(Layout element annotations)
+ + +

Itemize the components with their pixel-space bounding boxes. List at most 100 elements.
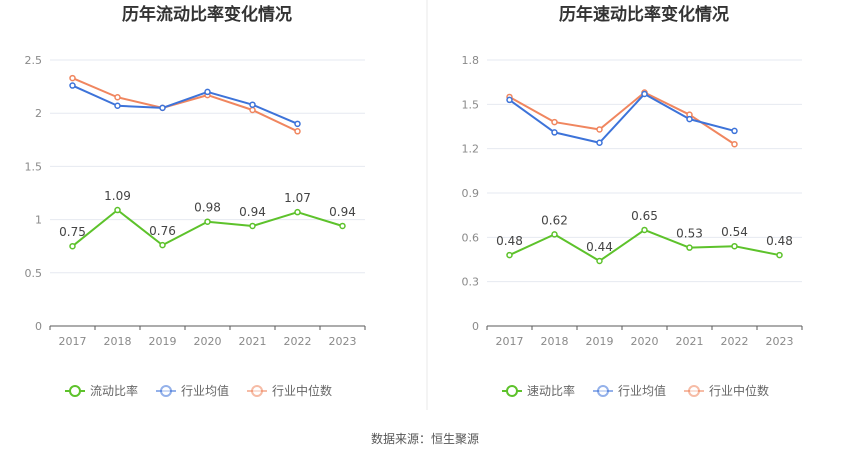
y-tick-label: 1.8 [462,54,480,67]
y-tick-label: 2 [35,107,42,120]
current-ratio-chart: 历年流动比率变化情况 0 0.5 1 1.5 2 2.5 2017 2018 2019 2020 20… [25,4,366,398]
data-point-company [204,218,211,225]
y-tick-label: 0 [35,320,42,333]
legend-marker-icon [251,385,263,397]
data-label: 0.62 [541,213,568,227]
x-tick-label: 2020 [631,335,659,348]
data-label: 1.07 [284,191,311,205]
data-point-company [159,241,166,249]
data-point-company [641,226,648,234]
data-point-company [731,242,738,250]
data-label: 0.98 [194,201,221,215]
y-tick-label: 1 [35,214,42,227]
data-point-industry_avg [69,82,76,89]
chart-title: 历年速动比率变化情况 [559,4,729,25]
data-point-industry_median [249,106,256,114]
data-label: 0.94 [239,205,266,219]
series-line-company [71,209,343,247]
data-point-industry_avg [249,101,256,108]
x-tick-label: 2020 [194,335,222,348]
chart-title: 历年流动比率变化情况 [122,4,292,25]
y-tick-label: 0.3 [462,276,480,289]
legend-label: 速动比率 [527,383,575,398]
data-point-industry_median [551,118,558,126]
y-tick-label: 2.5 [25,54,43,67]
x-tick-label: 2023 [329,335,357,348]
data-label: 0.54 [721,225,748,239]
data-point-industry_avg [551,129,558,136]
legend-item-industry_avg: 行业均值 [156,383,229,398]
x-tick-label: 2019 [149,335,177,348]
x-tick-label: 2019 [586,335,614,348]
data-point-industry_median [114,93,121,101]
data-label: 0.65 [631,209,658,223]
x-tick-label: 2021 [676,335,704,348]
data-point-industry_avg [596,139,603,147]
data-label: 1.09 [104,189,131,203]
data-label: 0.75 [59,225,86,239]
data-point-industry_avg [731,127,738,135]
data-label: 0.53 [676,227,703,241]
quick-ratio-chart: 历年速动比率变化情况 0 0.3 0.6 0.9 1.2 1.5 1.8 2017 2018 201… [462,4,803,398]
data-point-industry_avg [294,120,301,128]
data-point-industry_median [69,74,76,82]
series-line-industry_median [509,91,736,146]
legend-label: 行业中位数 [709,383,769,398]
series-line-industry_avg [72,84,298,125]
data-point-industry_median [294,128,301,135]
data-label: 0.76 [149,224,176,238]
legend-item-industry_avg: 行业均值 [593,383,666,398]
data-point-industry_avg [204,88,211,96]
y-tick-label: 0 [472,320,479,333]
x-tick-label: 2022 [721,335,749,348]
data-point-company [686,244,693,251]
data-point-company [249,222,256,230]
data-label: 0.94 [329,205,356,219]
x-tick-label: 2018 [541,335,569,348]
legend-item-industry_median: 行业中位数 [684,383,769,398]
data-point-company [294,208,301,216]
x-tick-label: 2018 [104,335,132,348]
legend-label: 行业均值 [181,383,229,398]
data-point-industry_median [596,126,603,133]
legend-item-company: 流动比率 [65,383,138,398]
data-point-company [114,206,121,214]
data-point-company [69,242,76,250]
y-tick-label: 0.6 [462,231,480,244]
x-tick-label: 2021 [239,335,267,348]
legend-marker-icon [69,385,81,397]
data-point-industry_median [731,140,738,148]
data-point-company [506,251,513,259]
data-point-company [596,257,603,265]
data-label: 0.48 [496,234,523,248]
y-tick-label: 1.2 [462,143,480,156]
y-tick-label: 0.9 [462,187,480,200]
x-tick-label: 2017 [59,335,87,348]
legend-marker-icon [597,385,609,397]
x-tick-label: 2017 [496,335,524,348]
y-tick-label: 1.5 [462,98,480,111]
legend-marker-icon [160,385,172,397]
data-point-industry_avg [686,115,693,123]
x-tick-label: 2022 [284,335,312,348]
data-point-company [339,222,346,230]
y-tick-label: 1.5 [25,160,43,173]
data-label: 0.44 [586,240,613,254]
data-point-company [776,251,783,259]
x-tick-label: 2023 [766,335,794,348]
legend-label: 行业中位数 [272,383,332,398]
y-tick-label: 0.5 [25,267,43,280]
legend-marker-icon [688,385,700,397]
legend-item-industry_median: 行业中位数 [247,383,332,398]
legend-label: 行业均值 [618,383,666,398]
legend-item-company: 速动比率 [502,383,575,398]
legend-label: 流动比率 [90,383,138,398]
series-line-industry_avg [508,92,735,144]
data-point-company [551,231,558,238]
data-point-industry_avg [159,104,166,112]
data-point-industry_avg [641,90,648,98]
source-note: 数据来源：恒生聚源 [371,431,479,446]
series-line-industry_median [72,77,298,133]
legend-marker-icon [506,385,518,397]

+ + +

**DIRECTIONS:** Copy every one of the lines above word for word, leaving out the picture.

**EXERCISE SOLUTION:**
Itemize the components with their pixel-space bounding boxes. List at most 100 elements.
y-tick-label: 1.8 [462,54,480,67]
y-tick-label: 2 [35,107,42,120]
current-ratio-chart: 历年流动比率变化情况 0 0.5 1 1.5 2 2.5 2017 2018 2019 2020 20… [25,4,366,398]
data-point-company [204,218,211,225]
y-tick-label: 0 [35,320,42,333]
legend-marker-icon [251,385,263,397]
data-label: 0.62 [541,213,568,227]
x-tick-label: 2020 [631,335,659,348]
data-label: 1.07 [284,191,311,205]
data-point-company [159,241,166,249]
data-point-company [641,226,648,234]
data-point-company [731,242,738,250]
data-label: 0.98 [194,201,221,215]
y-tick-label: 1 [35,214,42,227]
data-point-industry_avg [69,82,76,89]
chart-title: 历年速动比率变化情况 [559,4,729,25]
data-point-industry_median [249,106,256,114]
data-label: 0.94 [239,205,266,219]
series-line-company [71,209,343,247]
data-point-industry_avg [249,101,256,108]
x-tick-label: 2020 [194,335,222,348]
chart-title: 历年流动比率变化情况 [122,4,292,25]
y-tick-label: 0.3 [462,276,480,289]
legend-label: 速动比率 [527,383,575,398]
data-point-industry_median [551,118,558,126]
y-tick-label: 2.5 [25,54,43,67]
x-tick-label: 2023 [329,335,357,348]
data-label: 0.54 [721,225,748,239]
data-point-industry_avg [551,129,558,136]
legend-item-industry_avg: 行业均值 [156,383,229,398]
x-tick-label: 2019 [149,335,177,348]
x-tick-label: 2019 [586,335,614,348]
data-point-industry_median [114,93,121,101]
data-label: 0.65 [631,209,658,223]
x-tick-label: 2021 [676,335,704,348]
data-point-industry_avg [596,139,603,147]
data-label: 1.09 [104,189,131,203]
data-label: 0.75 [59,225,86,239]
data-point-industry_avg [731,127,738,135]
data-label: 0.53 [676,227,703,241]
quick-ratio-chart: 历年速动比率变化情况 0 0.3 0.6 0.9 1.2 1.5 1.8 2017 2018 201… [462,4,803,398]
data-point-industry_avg [294,120,301,128]
data-point-industry_median [69,74,76,82]
series-line-industry_median [509,91,736,146]
legend-label: 行业中位数 [709,383,769,398]
series-line-industry_avg [72,84,298,125]
data-point-industry_median [294,128,301,135]
data-label: 0.76 [149,224,176,238]
legend-item-industry_avg: 行业均值 [593,383,666,398]
data-point-industry_avg [204,88,211,96]
y-tick-label: 0 [472,320,479,333]
x-tick-label: 2022 [721,335,749,348]
data-point-company [686,244,693,251]
data-point-company [249,222,256,230]
data-label: 0.94 [329,205,356,219]
x-tick-label: 2018 [541,335,569,348]
legend-item-industry_median: 行业中位数 [684,383,769,398]
data-point-company [294,208,301,216]
x-tick-label: 2018 [104,335,132,348]
legend-label: 行业均值 [181,383,229,398]
data-point-industry_median [596,126,603,133]
legend-item-company: 流动比率 [65,383,138,398]
data-point-company [114,206,121,214]
data-point-company [69,242,76,250]
y-tick-label: 0.6 [462,231,480,244]
x-tick-label: 2021 [239,335,267,348]
legend-marker-icon [69,385,81,397]
data-point-industry_median [731,140,738,148]
data-point-company [506,251,513,259]
data-point-company [596,257,603,265]
data-label: 0.48 [496,234,523,248]
y-tick-label: 1.2 [462,143,480,156]
y-tick-label: 0.9 [462,187,480,200]
x-tick-label: 2017 [59,335,87,348]
legend-marker-icon [597,385,609,397]
x-tick-label: 2017 [496,335,524,348]
y-tick-label: 1.5 [462,98,480,111]
legend-marker-icon [160,385,172,397]
data-point-industry_avg [686,115,693,123]
x-tick-label: 2022 [284,335,312,348]
data-point-company [339,222,346,230]
y-tick-label: 1.5 [25,160,43,173]
data-label: 0.44 [586,240,613,254]
data-point-company [776,251,783,259]
x-tick-label: 2023 [766,335,794,348]
legend-label: 行业中位数 [272,383,332,398]
y-tick-label: 0.5 [25,267,43,280]
legend-marker-icon [688,385,700,397]
legend-item-industry_median: 行业中位数 [247,383,332,398]
legend-label: 行业均值 [618,383,666,398]
legend-item-company: 速动比率 [502,383,575,398]
legend-label: 流动比率 [90,383,138,398]
series-line-industry_avg [508,92,735,144]
data-point-company [551,231,558,238]
data-point-industry_avg [159,104,166,112]
data-point-industry_avg [641,90,648,98]
source-note: 数据来源：恒生聚源 [371,431,479,446]
series-line-industry_median [72,77,298,133]
legend-marker-icon [506,385,518,397]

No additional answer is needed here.